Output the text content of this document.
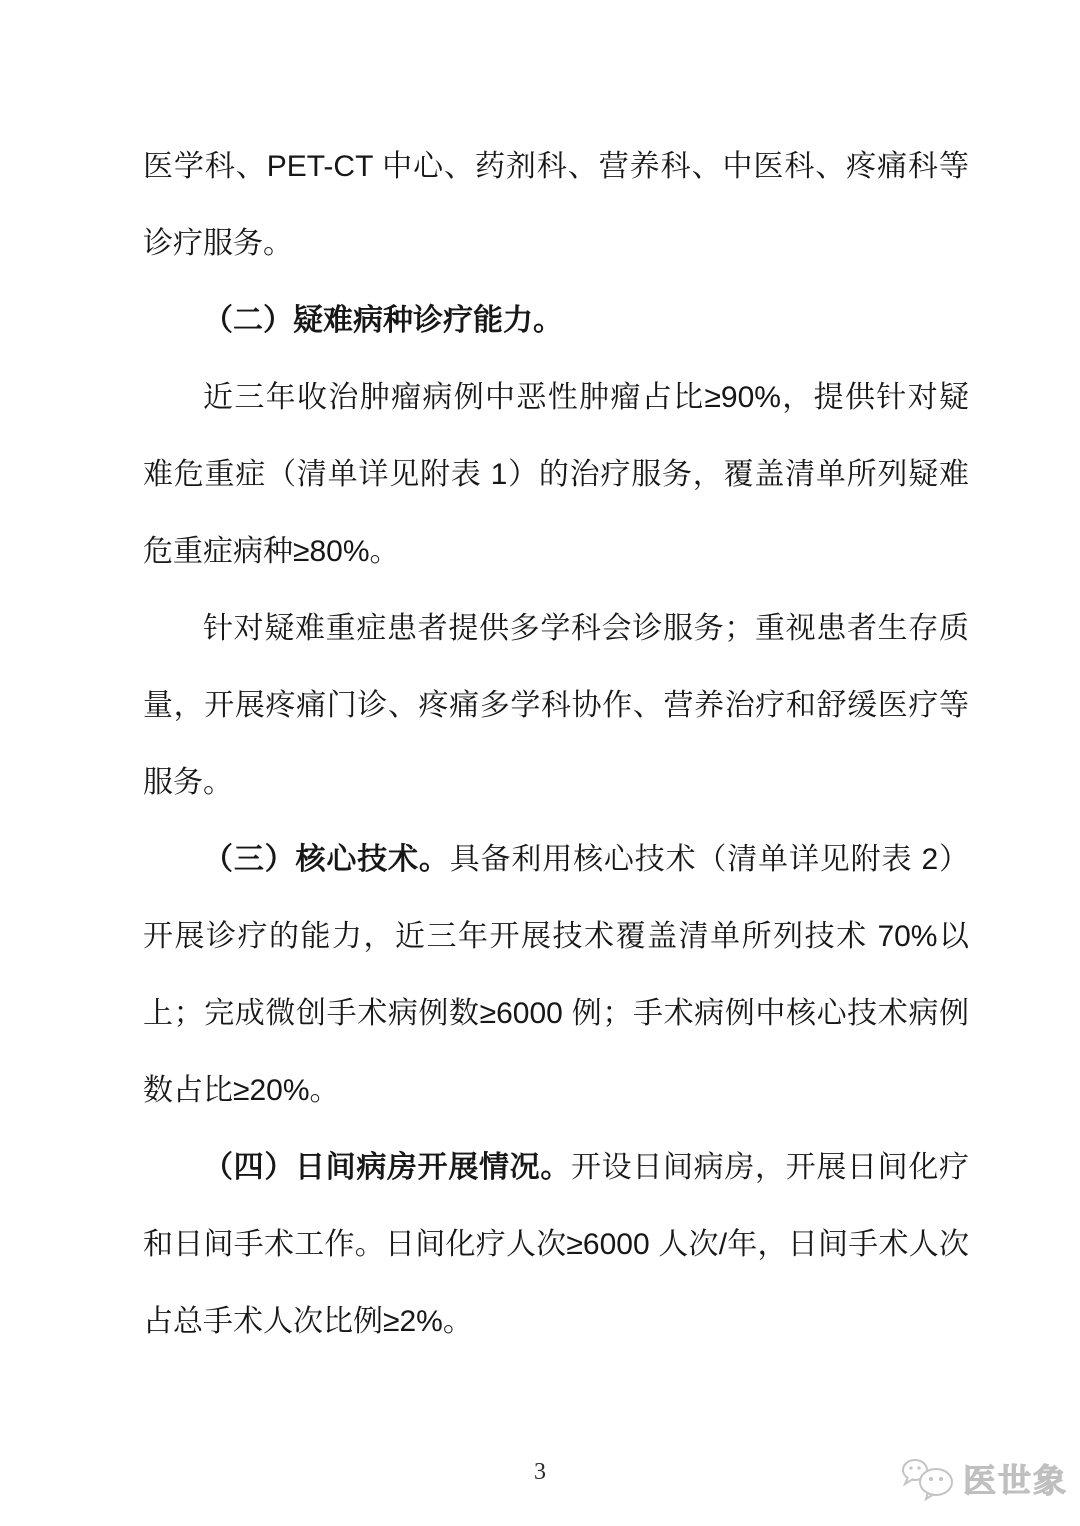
医学科、PET-CT 中心、药剂科、营养科、中医科、疼痛科等诊疗服务。

（二）疑难病种诊疗能力。

近三年收治肿瘤病例中恶性肿瘤占比≥90%，提供针对疑难危重症（清单详见附表 1）的治疗服务，覆盖清单所列疑难危重症病种≥80%。

针对疑难重症患者提供多学科会诊服务；重视患者生存质量，开展疼痛门诊、疼痛多学科协作、营养治疗和舒缓医疗等服务。

（三）核心技术。具备利用核心技术（清单详见附表 2）开展诊疗的能力，近三年开展技术覆盖清单所列技术 70%以上；完成微创手术病例数≥6000 例；手术病例中核心技术病例数占比≥20%。

（四）日间病房开展情况。开设日间病房，开展日间化疗和日间手术工作。日间化疗人次≥6000 人次/年，日间手术人次占总手术人次比例≥2%。

3	医世象
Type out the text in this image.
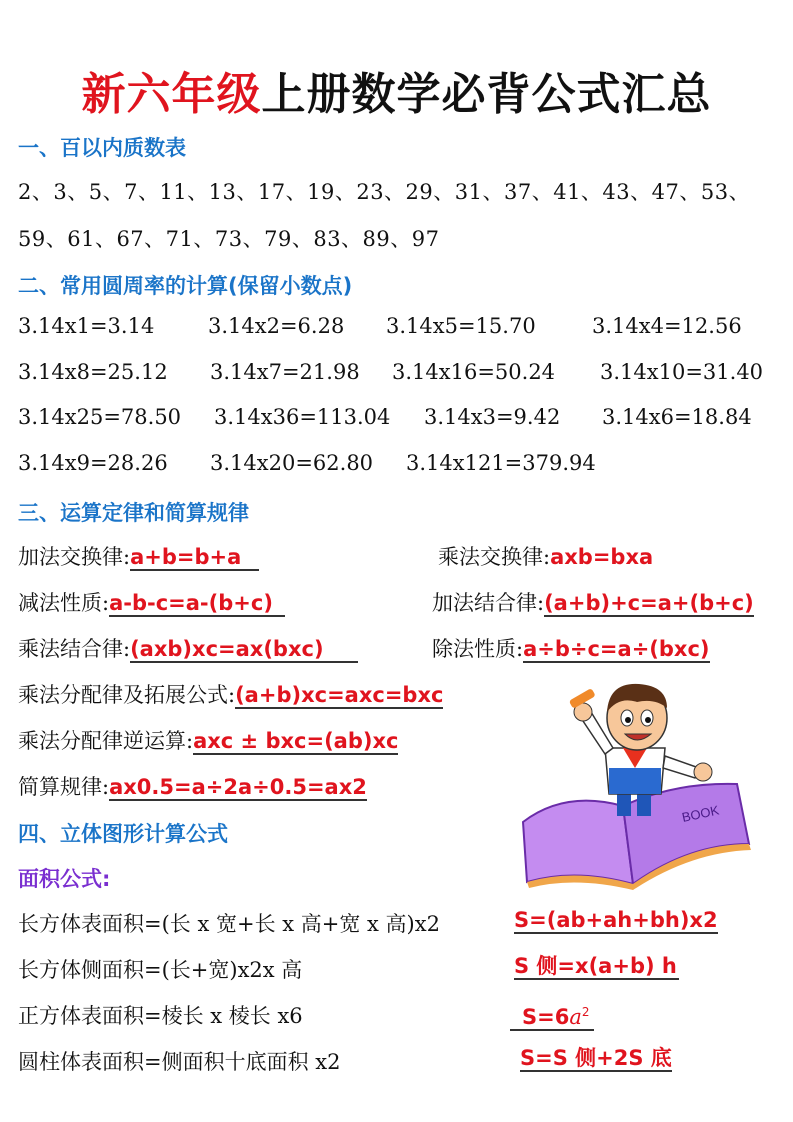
新六年级上册数学必背公式汇总
一、百以内质数表
2、3、5、7、11、13、17、19、23、29、31、37、41、43、47、53、
59、61、67、71、73、79、83、89、97
二、常用圆周率的计算(保留小数点)
3.14x1=3.14	3.14x2=6.28 3.14x5=15.70	3.14x4=12.56
3.14x8=25.12 3.14x7=21.98 3.14x16=50.24 3.14x10=31.40
3.14x25=78.50 3.14x36=113.04 3.14x3=9.42 3.14x6=18.84
3.14x9=28.26 3.14x20=62.80 3.14x121=379.94
三、运算定律和简算规律
加法交换律:a+b=b+a	乘法交换律:axb=bxa
减法性质:a-b-c=a-(b+c)	加法结合律:(a+b)+c=a+(b+c)
乘法结合律:(axb)xc=ax(bxc)	除法性质:a÷b÷c=a÷(bxc)
乘法分配律及拓展公式:(a+b)xc=axc=bxc
乘法分配律逆运算:axc ± bxc=(ab)xc
简算规律:ax0.5=a÷2a÷0.5=ax2
BOOK
四、立体图形计算公式
面积公式:
长方体表面积=(长 x 宽+长 x 高+宽 x 高)x2	S=(ab+ah+bh)x2
长方体侧面积=(长+宽)x2x 高	S 侧=x(a+b) h
正方体表面积=棱长 x 棱长 x6	$S=6a^2$
圆柱体表面积=侧面积十底面积 x2	S=S 侧+2S 底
★ ★ ★
Could you repeat, exactly and with nothing else, the lines from the one containing "Type out the text in this image." through the last line of the records above, leaving out the pictures?

Type out the text in this image.
新六年级上册数学必背公式汇总
一、百以内质数表
2、3、5、7、11、13、17、19、23、29、31、37、41、43、47、53、
59、61、67、71、73、79、83、89、97
二、常用圆周率的计算(保留小数点)
3.14x1=3.14	3.14x2=6.28 3.14x5=15.70	3.14x4=12.56
3.14x8=25.12 3.14x7=21.98 3.14x16=50.24 3.14x10=31.40
3.14x25=78.50 3.14x36=113.04 3.14x3=9.42 3.14x6=18.84
3.14x9=28.26 3.14x20=62.80 3.14x121=379.94
三、运算定律和简算规律
加法交换律:a+b=b+a	乘法交换律:axb=bxa
减法性质:a-b-c=a-(b+c)	加法结合律:(a+b)+c=a+(b+c)
乘法结合律:(axb)xc=ax(bxc)	除法性质:a÷b÷c=a÷(bxc)
乘法分配律及拓展公式:(a+b)xc=axc=bxc
乘法分配律逆运算:axc ± bxc=(ab)xc
简算规律:ax0.5=a÷2a÷0.5=ax2
BOOK
四、立体图形计算公式
面积公式:
长方体表面积=(长 x 宽+长 x 高+宽 x 高)x2	S=(ab+ah+bh)x2
长方体侧面积=(长+宽)x2x 高	S 侧=x(a+b) h
正方体表面积=棱长 x 棱长 x6	$S=6a^2$
圆柱体表面积=侧面积十底面积 x2	S=S 侧+2S 底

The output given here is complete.